══ Material provided ══

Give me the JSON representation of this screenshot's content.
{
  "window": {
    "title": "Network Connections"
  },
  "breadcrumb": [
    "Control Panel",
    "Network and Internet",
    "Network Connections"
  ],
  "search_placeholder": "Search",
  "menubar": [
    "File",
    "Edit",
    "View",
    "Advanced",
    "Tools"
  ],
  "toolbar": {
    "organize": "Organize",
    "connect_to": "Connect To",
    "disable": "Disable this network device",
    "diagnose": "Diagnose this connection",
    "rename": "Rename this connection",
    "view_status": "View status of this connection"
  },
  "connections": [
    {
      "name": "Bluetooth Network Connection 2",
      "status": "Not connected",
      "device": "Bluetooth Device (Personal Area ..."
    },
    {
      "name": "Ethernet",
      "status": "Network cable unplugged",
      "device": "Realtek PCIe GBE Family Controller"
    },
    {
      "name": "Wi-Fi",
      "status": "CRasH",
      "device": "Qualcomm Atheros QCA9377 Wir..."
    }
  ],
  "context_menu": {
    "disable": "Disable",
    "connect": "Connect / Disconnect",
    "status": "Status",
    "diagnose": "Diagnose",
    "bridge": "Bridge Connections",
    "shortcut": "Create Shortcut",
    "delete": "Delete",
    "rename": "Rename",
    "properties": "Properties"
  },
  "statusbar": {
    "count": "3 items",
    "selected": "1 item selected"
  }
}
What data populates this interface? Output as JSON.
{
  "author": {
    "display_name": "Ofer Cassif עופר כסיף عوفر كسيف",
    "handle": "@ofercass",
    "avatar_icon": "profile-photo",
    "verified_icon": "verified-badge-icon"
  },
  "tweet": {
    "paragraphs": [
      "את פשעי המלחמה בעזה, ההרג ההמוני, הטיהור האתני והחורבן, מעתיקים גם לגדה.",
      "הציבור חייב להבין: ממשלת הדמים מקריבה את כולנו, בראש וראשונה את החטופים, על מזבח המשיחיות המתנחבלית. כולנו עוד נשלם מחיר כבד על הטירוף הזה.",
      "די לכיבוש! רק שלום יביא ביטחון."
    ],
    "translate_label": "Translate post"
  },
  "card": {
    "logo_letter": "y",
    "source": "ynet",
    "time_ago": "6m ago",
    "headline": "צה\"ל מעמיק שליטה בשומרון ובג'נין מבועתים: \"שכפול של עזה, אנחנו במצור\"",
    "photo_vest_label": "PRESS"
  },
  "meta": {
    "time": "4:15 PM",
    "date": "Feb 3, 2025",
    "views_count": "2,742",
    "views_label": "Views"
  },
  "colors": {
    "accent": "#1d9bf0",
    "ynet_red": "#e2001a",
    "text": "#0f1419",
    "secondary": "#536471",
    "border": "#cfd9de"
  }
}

═══

§ What is being asked
Tell how many lines of the material above hold "Diagnose", answering with a bare number.

§ Exercise response
2